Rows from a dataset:

•••••

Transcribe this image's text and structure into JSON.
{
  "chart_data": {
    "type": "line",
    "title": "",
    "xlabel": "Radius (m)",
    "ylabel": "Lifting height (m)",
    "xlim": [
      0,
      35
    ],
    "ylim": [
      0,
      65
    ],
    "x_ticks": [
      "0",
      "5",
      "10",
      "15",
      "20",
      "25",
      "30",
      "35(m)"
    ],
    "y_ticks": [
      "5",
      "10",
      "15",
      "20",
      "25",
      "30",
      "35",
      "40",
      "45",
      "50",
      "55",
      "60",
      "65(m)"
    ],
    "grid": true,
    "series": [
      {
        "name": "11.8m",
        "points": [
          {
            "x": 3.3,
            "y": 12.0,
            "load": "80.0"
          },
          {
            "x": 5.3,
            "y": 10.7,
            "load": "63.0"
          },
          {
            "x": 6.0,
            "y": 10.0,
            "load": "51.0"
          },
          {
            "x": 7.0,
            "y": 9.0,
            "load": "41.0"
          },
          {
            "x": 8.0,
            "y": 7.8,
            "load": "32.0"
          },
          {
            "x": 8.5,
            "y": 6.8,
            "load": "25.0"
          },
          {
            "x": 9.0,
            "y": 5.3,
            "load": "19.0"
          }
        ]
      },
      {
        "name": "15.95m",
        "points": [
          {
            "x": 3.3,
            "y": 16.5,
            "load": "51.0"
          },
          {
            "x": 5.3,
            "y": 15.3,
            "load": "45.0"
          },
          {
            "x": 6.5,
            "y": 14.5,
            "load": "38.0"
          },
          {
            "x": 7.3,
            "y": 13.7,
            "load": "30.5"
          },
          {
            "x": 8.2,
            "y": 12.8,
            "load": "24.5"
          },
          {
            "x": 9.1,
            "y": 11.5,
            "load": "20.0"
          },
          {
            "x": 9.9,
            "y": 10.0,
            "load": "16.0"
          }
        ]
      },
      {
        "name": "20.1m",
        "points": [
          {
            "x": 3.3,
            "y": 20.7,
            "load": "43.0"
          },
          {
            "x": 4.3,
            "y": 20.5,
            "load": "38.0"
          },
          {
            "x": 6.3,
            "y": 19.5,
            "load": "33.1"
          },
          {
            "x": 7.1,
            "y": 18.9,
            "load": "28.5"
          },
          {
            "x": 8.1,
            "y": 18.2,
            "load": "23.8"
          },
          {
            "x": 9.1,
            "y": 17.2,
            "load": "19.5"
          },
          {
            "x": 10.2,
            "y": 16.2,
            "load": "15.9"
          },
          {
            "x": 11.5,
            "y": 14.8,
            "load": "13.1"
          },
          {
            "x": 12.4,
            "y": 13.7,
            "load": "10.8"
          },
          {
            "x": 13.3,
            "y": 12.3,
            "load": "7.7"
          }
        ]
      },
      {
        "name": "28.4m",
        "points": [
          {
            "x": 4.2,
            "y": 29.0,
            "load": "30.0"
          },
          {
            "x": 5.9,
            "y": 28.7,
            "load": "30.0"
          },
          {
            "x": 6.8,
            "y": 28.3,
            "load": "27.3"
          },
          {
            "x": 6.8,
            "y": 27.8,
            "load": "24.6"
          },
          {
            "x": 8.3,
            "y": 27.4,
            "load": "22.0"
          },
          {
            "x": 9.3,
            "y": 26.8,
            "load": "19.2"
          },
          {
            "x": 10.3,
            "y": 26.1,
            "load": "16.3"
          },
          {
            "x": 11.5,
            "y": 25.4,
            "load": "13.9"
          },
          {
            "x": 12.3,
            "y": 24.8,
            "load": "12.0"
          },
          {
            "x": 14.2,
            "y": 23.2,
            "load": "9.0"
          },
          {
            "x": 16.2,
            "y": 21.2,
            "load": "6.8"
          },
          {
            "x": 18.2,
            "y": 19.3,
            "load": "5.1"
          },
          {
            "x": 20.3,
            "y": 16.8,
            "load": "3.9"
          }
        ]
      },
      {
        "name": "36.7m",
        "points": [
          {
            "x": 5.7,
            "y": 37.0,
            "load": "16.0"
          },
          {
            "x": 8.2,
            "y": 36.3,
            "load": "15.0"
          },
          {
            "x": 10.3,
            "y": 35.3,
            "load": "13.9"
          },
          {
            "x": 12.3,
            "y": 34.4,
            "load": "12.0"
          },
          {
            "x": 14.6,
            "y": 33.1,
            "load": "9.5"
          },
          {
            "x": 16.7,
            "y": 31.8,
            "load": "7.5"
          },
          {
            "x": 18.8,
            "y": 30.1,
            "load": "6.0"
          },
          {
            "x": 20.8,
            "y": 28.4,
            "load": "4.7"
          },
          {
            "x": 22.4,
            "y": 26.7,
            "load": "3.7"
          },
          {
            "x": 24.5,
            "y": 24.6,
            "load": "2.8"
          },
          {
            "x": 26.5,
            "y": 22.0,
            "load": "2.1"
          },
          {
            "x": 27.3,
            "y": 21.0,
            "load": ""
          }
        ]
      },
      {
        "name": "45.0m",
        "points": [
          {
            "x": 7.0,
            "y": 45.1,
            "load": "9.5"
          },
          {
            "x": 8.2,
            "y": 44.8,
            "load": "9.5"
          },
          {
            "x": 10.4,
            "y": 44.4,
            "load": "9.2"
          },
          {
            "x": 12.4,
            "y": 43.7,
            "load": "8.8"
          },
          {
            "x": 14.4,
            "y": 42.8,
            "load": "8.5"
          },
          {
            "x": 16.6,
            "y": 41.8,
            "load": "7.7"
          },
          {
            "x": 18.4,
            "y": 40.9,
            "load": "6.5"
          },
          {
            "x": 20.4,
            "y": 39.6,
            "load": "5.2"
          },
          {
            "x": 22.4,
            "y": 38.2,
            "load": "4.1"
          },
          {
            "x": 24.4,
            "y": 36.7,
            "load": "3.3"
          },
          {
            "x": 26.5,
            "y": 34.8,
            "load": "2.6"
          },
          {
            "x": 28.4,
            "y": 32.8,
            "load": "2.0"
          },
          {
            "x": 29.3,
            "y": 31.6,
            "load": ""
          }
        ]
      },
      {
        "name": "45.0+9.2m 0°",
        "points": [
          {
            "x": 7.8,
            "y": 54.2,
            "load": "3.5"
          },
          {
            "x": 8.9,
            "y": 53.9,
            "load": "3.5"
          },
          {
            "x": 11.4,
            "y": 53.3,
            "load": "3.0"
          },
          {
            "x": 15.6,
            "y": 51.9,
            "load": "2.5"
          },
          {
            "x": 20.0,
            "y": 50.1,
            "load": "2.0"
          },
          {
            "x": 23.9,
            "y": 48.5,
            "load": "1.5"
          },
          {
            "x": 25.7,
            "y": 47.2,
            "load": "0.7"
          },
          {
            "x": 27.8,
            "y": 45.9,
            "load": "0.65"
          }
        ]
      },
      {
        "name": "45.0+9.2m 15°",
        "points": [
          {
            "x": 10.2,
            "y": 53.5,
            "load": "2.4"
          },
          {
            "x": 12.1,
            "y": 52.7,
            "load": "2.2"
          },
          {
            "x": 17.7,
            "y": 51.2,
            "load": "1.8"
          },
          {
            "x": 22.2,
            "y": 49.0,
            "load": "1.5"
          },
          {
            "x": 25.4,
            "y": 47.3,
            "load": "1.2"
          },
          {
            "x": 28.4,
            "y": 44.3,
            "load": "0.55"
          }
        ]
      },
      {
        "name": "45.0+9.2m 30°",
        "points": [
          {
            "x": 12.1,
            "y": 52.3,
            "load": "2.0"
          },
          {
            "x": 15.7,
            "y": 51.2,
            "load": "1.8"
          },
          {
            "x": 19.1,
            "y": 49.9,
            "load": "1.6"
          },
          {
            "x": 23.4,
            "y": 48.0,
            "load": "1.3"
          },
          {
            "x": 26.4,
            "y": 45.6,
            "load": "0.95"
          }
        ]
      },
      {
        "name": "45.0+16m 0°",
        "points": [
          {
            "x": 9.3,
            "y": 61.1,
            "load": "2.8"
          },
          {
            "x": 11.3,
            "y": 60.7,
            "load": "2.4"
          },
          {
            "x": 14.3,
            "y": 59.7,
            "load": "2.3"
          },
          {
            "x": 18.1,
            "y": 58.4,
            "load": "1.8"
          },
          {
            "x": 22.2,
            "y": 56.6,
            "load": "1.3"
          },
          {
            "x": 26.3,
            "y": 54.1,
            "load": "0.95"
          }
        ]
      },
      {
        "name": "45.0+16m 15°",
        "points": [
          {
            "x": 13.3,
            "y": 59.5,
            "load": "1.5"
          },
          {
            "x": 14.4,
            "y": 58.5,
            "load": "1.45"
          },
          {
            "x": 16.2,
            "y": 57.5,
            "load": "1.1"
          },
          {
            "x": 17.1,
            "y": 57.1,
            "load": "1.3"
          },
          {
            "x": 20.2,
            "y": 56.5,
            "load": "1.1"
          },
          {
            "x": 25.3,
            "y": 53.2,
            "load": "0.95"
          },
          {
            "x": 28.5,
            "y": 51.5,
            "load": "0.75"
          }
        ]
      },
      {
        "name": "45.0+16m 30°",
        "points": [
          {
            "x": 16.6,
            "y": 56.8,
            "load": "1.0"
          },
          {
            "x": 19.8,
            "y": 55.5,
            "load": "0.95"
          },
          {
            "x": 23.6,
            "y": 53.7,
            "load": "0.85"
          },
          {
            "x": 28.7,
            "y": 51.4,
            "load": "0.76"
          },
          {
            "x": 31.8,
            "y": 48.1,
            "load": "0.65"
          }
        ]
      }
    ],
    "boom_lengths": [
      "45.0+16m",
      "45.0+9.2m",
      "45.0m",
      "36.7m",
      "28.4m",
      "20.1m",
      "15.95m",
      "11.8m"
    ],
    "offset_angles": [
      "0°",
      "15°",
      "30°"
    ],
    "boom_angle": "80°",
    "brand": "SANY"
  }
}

•••••

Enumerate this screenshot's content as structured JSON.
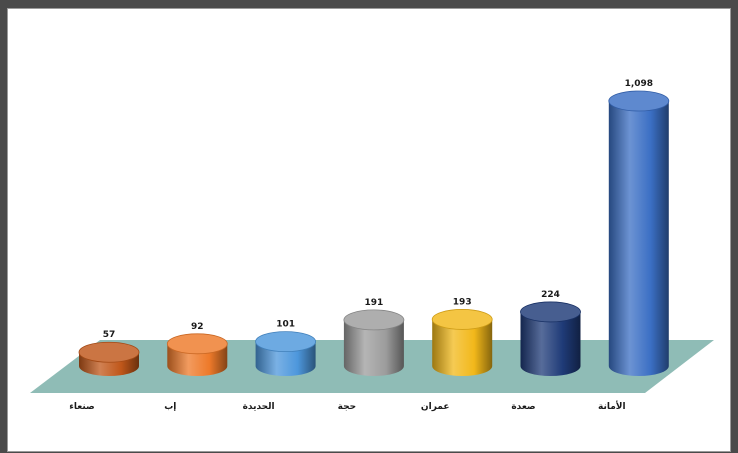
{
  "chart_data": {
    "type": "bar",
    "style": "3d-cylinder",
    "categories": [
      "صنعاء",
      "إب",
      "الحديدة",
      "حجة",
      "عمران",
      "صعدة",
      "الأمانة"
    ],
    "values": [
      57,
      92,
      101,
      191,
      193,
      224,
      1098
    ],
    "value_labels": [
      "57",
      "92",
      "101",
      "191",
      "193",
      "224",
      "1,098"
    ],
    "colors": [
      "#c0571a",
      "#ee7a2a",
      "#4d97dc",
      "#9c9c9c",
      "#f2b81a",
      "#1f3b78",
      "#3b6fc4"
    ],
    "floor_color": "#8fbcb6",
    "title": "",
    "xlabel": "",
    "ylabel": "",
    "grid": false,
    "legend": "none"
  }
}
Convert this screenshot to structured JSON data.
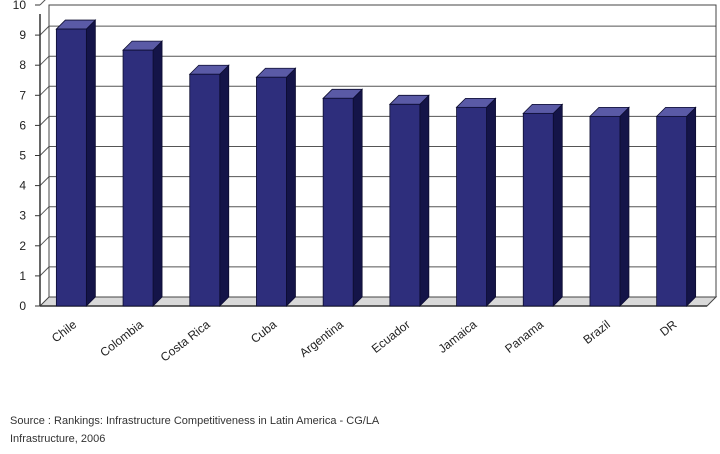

•••••

== Stated goal ==
Only the stretch from the line with "Enumerate this screenshot's" through the line with "Convert this screenshot" should be copied, exactly and with both ends. Drop the pictures.

== Answer for the task ==
Enumerate this screenshot's content as structured JSON.
{
  "chart_data": {
    "type": "bar",
    "style": "3d-cylinder",
    "categories": [
      "صنعاء",
      "إب",
      "الحديدة",
      "حجة",
      "عمران",
      "صعدة",
      "الأمانة"
    ],
    "values": [
      57,
      92,
      101,
      191,
      193,
      224,
      1098
    ],
    "value_labels": [
      "57",
      "92",
      "101",
      "191",
      "193",
      "224",
      "1,098"
    ],
    "colors": [
      "#c0571a",
      "#ee7a2a",
      "#4d97dc",
      "#9c9c9c",
      "#f2b81a",
      "#1f3b78",
      "#3b6fc4"
    ],
    "floor_color": "#8fbcb6",
    "title": "",
    "xlabel": "",
    "ylabel": "",
    "grid": false,
    "legend": "none"
  }
}
Convert this screenshot to structured JSON data.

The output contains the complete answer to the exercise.